:: Items ::
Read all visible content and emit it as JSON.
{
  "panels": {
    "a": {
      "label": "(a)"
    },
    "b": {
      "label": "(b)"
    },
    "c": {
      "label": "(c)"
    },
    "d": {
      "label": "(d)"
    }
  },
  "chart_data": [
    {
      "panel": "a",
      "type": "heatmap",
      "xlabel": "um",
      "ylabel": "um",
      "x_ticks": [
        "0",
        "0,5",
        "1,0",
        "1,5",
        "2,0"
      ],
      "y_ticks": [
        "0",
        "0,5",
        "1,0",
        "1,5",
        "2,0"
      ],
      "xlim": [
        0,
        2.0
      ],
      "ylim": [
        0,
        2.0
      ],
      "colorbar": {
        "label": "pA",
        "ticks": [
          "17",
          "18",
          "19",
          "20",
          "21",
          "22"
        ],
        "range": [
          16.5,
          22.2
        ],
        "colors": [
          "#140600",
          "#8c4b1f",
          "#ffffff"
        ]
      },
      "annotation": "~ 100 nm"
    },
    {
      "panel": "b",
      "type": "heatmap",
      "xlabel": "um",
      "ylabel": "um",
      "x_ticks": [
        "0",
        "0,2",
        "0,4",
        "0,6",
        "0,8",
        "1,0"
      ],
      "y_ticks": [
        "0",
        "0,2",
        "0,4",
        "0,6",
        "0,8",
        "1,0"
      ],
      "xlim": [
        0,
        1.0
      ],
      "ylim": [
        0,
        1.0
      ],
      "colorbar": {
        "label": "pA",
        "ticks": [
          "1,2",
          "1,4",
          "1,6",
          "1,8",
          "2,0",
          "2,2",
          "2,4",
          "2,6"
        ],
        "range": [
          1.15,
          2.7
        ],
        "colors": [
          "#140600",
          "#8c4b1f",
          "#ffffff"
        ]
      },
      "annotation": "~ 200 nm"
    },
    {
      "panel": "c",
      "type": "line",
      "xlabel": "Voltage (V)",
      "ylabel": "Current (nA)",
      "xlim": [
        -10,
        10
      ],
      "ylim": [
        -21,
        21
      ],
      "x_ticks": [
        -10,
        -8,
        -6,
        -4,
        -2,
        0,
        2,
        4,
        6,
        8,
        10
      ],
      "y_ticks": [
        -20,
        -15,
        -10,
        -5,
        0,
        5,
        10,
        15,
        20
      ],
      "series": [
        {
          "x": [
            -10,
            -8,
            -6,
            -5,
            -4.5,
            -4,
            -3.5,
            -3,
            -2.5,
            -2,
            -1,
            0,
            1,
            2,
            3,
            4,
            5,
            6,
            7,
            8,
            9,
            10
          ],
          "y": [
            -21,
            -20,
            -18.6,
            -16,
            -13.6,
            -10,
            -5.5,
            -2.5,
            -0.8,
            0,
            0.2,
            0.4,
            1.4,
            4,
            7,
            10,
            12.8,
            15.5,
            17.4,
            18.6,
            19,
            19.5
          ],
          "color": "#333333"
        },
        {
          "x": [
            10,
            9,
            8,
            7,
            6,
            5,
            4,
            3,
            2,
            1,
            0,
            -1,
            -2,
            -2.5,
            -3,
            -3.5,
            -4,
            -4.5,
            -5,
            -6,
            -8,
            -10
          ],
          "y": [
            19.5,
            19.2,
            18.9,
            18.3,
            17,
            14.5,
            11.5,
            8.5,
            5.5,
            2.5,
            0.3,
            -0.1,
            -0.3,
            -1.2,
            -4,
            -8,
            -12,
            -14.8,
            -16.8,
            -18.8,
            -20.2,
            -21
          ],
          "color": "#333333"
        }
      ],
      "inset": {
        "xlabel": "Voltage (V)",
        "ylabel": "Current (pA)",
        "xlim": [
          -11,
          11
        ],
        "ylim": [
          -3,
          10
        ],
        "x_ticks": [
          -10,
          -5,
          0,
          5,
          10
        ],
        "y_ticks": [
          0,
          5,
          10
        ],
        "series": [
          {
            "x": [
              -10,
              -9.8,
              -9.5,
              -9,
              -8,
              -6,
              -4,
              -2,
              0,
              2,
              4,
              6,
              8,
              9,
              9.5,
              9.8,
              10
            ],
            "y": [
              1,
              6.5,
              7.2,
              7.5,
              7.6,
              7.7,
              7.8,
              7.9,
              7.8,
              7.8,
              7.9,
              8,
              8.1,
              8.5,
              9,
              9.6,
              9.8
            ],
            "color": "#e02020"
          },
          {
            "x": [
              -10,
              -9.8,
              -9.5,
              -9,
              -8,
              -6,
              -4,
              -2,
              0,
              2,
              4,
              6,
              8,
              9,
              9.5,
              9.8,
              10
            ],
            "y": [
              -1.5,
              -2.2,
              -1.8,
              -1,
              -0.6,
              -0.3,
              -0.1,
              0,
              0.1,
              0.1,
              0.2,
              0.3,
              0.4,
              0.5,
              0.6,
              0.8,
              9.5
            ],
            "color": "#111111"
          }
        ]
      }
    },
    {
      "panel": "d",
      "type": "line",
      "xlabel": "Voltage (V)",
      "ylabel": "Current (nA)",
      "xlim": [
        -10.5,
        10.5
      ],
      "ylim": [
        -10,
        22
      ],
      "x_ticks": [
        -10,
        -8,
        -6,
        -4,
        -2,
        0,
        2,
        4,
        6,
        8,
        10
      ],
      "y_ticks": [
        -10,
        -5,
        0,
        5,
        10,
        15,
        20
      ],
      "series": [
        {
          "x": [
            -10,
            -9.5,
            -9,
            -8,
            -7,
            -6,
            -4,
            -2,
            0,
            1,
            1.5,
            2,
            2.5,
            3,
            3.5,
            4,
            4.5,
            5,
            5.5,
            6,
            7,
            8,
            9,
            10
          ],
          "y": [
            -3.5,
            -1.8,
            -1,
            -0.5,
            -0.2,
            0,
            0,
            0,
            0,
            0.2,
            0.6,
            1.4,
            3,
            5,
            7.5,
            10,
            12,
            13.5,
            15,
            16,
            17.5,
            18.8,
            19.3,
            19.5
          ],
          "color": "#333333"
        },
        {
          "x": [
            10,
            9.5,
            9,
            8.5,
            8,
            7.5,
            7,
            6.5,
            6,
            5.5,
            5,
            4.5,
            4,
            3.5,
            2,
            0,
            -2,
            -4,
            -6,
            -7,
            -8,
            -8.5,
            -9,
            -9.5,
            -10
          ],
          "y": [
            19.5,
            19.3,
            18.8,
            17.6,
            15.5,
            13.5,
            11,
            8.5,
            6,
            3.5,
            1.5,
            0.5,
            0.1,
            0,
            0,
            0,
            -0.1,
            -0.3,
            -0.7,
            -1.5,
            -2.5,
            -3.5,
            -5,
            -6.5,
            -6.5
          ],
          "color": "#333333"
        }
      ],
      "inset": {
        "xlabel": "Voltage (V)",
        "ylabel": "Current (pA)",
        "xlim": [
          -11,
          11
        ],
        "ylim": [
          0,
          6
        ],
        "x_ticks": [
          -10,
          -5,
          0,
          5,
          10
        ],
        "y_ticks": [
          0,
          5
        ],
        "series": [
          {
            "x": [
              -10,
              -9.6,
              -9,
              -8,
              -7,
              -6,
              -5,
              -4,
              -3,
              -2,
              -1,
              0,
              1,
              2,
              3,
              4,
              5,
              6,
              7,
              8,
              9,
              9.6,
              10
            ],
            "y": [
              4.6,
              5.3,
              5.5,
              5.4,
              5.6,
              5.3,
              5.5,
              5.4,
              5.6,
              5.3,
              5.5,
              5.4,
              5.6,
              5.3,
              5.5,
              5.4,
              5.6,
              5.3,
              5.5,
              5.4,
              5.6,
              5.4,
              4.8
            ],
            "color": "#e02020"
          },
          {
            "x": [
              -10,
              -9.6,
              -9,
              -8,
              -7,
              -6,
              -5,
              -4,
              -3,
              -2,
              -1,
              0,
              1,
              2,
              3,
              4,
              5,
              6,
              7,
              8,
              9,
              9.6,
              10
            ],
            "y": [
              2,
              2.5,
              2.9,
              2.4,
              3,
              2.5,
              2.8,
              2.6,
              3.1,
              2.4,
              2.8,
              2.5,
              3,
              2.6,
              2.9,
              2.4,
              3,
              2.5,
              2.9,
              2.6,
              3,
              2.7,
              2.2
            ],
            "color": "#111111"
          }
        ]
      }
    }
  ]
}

:: To be done ::
Which lines hold the string "annotation"? Copy all of them from the data above.

:: Result of this exercise ::
      "annotation": "~ 100 nm"
      "annotation": "~ 200 nm"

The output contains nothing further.